**Stated problem:** Where a line below holds the string "Frame", copy that line.
━━━━━━━━━━
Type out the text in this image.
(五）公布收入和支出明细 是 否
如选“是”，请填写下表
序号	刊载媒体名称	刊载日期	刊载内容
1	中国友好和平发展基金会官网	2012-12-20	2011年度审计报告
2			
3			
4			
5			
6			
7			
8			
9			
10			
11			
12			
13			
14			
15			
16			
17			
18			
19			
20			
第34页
━━━━━━━━━━
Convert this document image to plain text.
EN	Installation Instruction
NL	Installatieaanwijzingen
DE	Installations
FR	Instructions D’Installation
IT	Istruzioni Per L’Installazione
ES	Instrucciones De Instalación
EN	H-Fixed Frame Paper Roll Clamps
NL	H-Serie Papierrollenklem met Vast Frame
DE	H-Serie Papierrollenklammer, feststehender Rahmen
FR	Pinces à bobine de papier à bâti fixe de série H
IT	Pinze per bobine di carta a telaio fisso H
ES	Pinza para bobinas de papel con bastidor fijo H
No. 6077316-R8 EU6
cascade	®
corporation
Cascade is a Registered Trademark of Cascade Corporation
━━━━━━━━━━
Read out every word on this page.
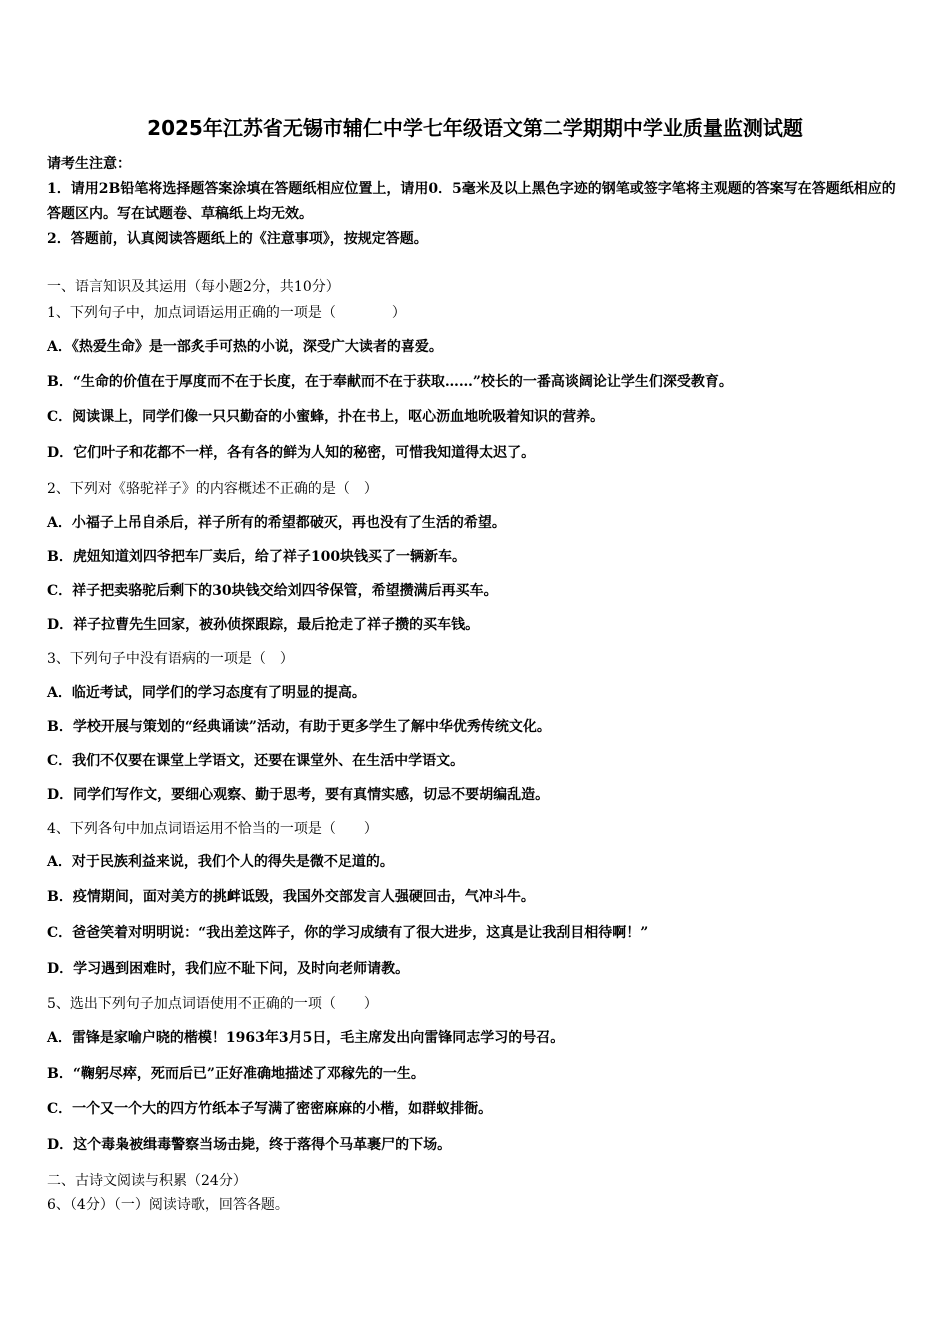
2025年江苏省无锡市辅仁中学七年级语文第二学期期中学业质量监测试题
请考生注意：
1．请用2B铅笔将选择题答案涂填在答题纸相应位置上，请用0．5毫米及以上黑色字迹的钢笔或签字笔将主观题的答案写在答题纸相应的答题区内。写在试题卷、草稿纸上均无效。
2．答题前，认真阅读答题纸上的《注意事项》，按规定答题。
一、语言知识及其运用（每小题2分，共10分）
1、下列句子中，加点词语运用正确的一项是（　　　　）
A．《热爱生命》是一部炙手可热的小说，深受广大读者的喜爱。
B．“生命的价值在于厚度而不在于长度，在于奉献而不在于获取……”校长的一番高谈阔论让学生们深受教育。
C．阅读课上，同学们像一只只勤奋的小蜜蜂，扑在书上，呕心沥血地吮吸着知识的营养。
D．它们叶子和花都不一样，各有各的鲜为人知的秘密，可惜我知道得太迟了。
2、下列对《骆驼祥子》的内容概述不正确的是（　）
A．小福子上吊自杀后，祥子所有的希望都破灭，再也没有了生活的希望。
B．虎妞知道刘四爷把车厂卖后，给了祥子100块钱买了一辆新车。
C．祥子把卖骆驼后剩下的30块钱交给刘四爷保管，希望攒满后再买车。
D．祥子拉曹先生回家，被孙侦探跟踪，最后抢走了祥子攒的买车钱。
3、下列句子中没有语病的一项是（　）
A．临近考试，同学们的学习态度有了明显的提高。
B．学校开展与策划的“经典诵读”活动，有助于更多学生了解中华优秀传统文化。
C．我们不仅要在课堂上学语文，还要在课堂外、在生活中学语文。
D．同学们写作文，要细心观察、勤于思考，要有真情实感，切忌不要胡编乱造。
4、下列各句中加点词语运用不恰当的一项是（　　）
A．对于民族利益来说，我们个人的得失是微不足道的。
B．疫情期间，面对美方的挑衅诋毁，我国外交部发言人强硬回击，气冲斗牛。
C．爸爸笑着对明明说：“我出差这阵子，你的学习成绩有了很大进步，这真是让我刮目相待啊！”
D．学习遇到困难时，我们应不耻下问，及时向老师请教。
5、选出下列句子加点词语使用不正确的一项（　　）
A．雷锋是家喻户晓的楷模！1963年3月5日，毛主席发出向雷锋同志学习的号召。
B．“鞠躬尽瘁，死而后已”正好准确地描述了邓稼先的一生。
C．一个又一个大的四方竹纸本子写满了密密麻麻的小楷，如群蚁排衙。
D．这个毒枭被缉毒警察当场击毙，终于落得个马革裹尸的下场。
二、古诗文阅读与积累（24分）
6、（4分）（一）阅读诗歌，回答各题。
━━━━━━━━━━
**Result:**
EN	H-Fixed Frame Paper Roll Clamps
NL	H-Serie Papierrollenklem met Vast Frame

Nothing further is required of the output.